§ **CONJUNTO DE TAREAS**:
1 - Explique, de acuerdo con el texto sobre el beso a un muerto, por qué en las películas el deseo de lo ausente hace sufrir de manera insoportable.
2 - Responda a lo siguiente a partir del texto sobre el beso a un muerto:
(a) ¿A quiénes había dado siempre sus besos quien narra?
(b) ¿Qué obligó a quien narra a dar aquel beso?
(c) ¿A qué atribuía quien narra las escenas de película en que un actor besa al difunto?
3 - Prosiga el texto sobre el beso a un muerto a partir de su última oración.

== TEXTO EXTRAÍDO

No se si os habrá pasado alguna vez tener que besar a un muerto. Fue mi primera vez como también la hubo para ese primer beso de amor que muchos son capaces de singularizar como el único e inolvidable.

Para mi besar es algo normal y natural, pero mis besos los había dado siempre a personas vivas. Fueron las circunstancias las que me obligaron a aquel beso porque de otro modo a mí no se me hubiera ocurrido jamás. Lo he visto en las películas cuando el deseo de lo ausente es un deseo que hace sufrir de manera insoportable porque es imposible de calmar y el actor se abraza al actor que interpreta al difunto o a la difunta, lo baña en lágrimas y lo besa y confundiendo de un modo insano una cosa con otra se niega a que su amor sea enterrado, pero siempre he creído que eso era una consecuencia de las propias limitaciones narrativas del lenguaje cinematográfico para describir los sentimientos en la realidad.

====
== DATOS MOSTRADOS

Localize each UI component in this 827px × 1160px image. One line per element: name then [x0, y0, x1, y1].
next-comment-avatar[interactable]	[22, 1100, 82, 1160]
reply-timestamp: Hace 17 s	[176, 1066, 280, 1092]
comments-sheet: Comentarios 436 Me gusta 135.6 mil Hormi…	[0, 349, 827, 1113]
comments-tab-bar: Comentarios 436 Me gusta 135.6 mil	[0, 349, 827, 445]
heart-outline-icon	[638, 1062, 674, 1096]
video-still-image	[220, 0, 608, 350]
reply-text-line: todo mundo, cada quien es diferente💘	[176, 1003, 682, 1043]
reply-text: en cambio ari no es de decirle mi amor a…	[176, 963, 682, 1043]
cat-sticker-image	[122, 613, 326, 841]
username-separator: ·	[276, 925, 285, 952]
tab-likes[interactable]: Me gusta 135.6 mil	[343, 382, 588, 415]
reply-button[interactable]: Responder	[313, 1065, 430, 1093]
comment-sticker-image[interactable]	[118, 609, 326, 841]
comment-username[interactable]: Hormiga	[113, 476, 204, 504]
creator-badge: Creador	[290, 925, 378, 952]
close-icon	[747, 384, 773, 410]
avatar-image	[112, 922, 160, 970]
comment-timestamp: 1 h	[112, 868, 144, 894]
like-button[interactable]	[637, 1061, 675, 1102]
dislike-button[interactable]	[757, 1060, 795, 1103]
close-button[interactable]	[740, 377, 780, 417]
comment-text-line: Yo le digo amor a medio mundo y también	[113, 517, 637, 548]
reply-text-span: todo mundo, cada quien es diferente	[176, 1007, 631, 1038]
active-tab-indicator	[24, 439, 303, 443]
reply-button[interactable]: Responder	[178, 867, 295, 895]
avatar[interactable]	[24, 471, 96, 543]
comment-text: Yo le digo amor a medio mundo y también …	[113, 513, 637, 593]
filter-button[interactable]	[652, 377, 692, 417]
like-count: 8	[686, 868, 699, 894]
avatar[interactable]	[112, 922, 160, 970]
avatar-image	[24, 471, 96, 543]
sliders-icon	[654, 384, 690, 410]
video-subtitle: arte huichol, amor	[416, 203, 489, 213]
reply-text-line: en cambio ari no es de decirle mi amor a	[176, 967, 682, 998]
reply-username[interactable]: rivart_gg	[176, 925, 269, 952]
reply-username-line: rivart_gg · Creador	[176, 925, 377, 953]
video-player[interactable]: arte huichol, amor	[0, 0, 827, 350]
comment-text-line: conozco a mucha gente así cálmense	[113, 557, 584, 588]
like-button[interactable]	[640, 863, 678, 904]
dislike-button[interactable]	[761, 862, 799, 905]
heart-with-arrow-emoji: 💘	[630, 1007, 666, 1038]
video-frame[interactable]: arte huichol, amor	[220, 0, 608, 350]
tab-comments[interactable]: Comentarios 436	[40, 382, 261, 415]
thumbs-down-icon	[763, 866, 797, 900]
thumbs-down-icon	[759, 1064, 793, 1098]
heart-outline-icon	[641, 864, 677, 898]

====

§ **RESULTADOS POR TAREA**:
1 - Según el texto, ese deseo hace sufrir de manera insoportable porque es imposible de calmar.

2 -
(a) Siempre a personas vivas.
(b) Las circunstancias.
(c) A las propias limitaciones narrativas del lenguaje cinematográfico para describir los sentimientos en la realidad.

3 -
Ese ritual no estaba en mi tradición cultural, aunque probablemente sí en la de la persona que, en aquella ocasión, me obligó a hacerlo. En aquel cuartucho de hospital, el cadáver ya amortajado y frío me dio una orden: ¡dale un beso! y no pude ni supe negarme. Parecía tener interés en que fuera yo quien me despidiera del muerto. Me despidiera para siempre. Reaccioné a esa orden suya obedeciendo porque toda mi voluntad se hallaba quebrantada y vencida por el dolor.

¿Por qué tendría yo que despedirme de un muerto con un beso? Aquella gallega debía guardar viejas historia de meigas y aparecidos, de muertos que no acaban de morir jamás y que de vez en cuando vuelven al mundo de los vivos para mortificarlos por alguna causa pendiente.

Viejas historias nunca esclarecidas, injusticias no vengadas, deudas no pagadas. Hay que despedir a los muertos, explicaba, mostrándoles que no les guardamos ningún rencor por todas las veces que se equivocaron con nosotros porque de otro modo nunca podrán descansar en paz. Nunca se marcharán del todo y regresarán una y otra vez hasta estar completamente seguros de que les hemos perdonado como si lo que atáramos en esta tierra quedara atado en el otro mundo.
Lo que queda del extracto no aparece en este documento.